Material provided -
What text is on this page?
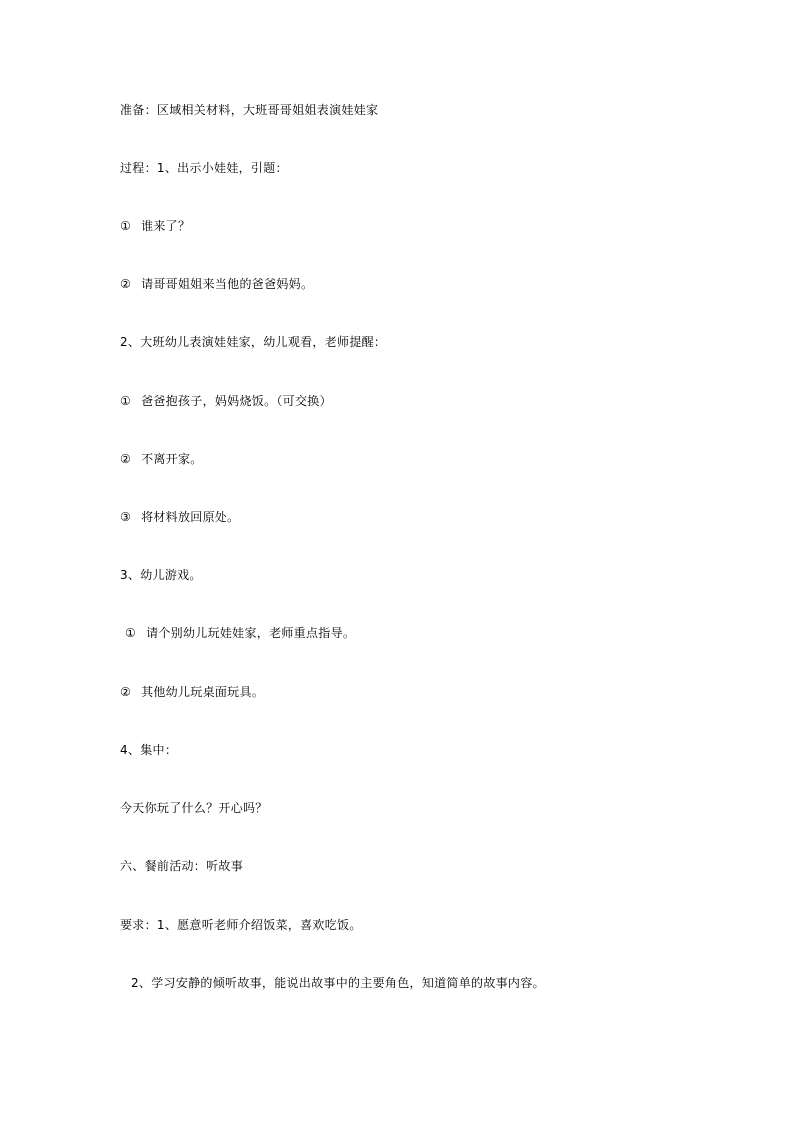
准备：区域相关材料，大班哥哥姐姐表演娃娃家
过程：1、出示小娃娃，引题：
① 谁来了？
② 请哥哥姐姐来当他的爸爸妈妈。
2、大班幼儿表演娃娃家，幼儿观看，老师提醒：
① 爸爸抱孩子，妈妈烧饭。（可交换）
② 不离开家。
③ 将材料放回原处。
3、幼儿游戏。
① 请个别幼儿玩娃娃家，老师重点指导。
② 其他幼儿玩桌面玩具。
4、集中：
今天你玩了什么？开心吗？
六、餐前活动：听故事
要求：1、愿意听老师介绍饭菜，喜欢吃饭。
2、学习安静的倾听故事，能说出故事中的主要角色，知道简单的故事内容。
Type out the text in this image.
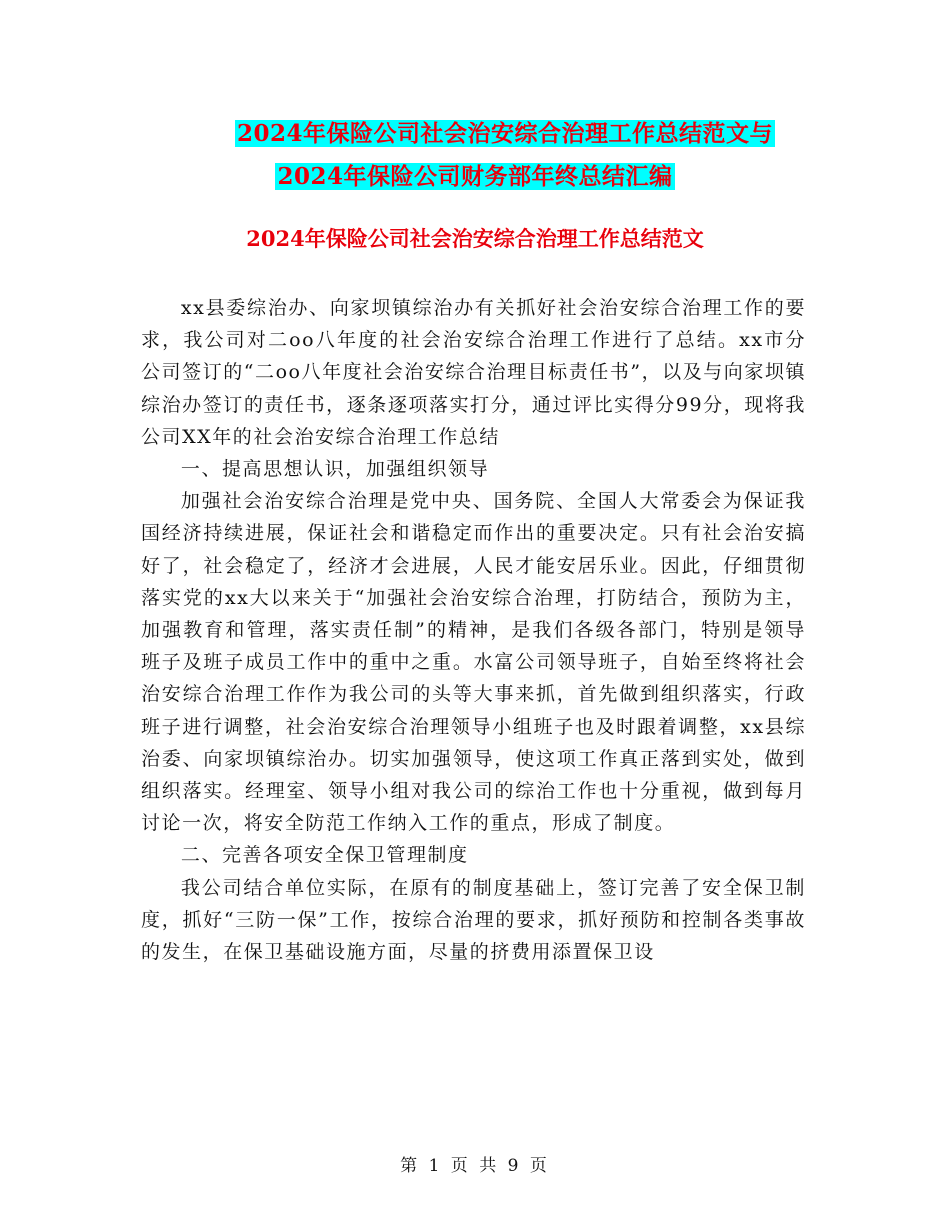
2024年保险公司社会治安综合治理工作总结范文与
2024年保险公司财务部年终总结汇编
2024年保险公司社会治安综合治理工作总结范文

xx县委综治办、向家坝镇综治办有关抓好社会治安综合治理工作的要求，我公司对二oo八年度的社会治安综合治理工作进行了总结。xx市分公司签订的“二oo八年度社会治安综合治理目标责任书”，以及与向家坝镇综治办签订的责任书，逐条逐项落实打分，通过评比实得分99分，现将我公司XX年的社会治安综合治理工作总结

一、提高思想认识，加强组织领导

加强社会治安综合治理是党中央、国务院、全国人大常委会为保证我国经济持续进展，保证社会和谐稳定而作出的重要决定。只有社会治安搞好了，社会稳定了，经济才会进展，人民才能安居乐业。因此，仔细贯彻落实党的xx大以来关于“加强社会治安综合治理，打防结合，预防为主，加强教育和管理，落实责任制”的精神，是我们各级各部门，特别是领导班子及班子成员工作中的重中之重。水富公司领导班子，自始至终将社会治安综合治理工作作为我公司的头等大事来抓，首先做到组织落实，行政班子进行调整，社会治安综合治理领导小组班子也及时跟着调整，xx县综治委、向家坝镇综治办。切实加强领导，使这项工作真正落到实处，做到组织落实。经理室、领导小组对我公司的综治工作也十分重视，做到每月讨论一次，将安全防范工作纳入工作的重点，形成了制度。

二、完善各项安全保卫管理制度

我公司结合单位实际，在原有的制度基础上，签订完善了安全保卫制度，抓好“三防一保”工作，按综合治理的要求，抓好预防和控制各类事故的发生，在保卫基础设施方面，尽量的挤费用添置保卫设

第 1 页 共 9 页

Task instructions - In the copy, include no pictures; restate the listing above exactly.

Full answer -
What text is on this page?
准备：区域相关材料，大班哥哥姐姐表演娃娃家
过程：1、出示小娃娃，引题：
① 谁来了？
② 请哥哥姐姐来当他的爸爸妈妈。
2、大班幼儿表演娃娃家，幼儿观看，老师提醒：
① 爸爸抱孩子，妈妈烧饭。（可交换）
② 不离开家。
③ 将材料放回原处。
3、幼儿游戏。
① 请个别幼儿玩娃娃家，老师重点指导。
② 其他幼儿玩桌面玩具。
4、集中：
今天你玩了什么？开心吗？
六、餐前活动：听故事
要求：1、愿意听老师介绍饭菜，喜欢吃饭。
2、学习安静的倾听故事，能说出故事中的主要角色，知道简单的故事内容。
Type out the text in this image.
2024年保险公司社会治安综合治理工作总结范文与
2024年保险公司财务部年终总结汇编
2024年保险公司社会治安综合治理工作总结范文

xx县委综治办、向家坝镇综治办有关抓好社会治安综合治理工作的要求，我公司对二oo八年度的社会治安综合治理工作进行了总结。xx市分公司签订的“二oo八年度社会治安综合治理目标责任书”，以及与向家坝镇综治办签订的责任书，逐条逐项落实打分，通过评比实得分99分，现将我公司XX年的社会治安综合治理工作总结

一、提高思想认识，加强组织领导

加强社会治安综合治理是党中央、国务院、全国人大常委会为保证我国经济持续进展，保证社会和谐稳定而作出的重要决定。只有社会治安搞好了，社会稳定了，经济才会进展，人民才能安居乐业。因此，仔细贯彻落实党的xx大以来关于“加强社会治安综合治理，打防结合，预防为主，加强教育和管理，落实责任制”的精神，是我们各级各部门，特别是领导班子及班子成员工作中的重中之重。水富公司领导班子，自始至终将社会治安综合治理工作作为我公司的头等大事来抓，首先做到组织落实，行政班子进行调整，社会治安综合治理领导小组班子也及时跟着调整，xx县综治委、向家坝镇综治办。切实加强领导，使这项工作真正落到实处，做到组织落实。经理室、领导小组对我公司的综治工作也十分重视，做到每月讨论一次，将安全防范工作纳入工作的重点，形成了制度。

二、完善各项安全保卫管理制度

我公司结合单位实际，在原有的制度基础上，签订完善了安全保卫制度，抓好“三防一保”工作，按综合治理的要求，抓好预防和控制各类事故的发生，在保卫基础设施方面，尽量的挤费用添置保卫设

第 1 页 共 9 页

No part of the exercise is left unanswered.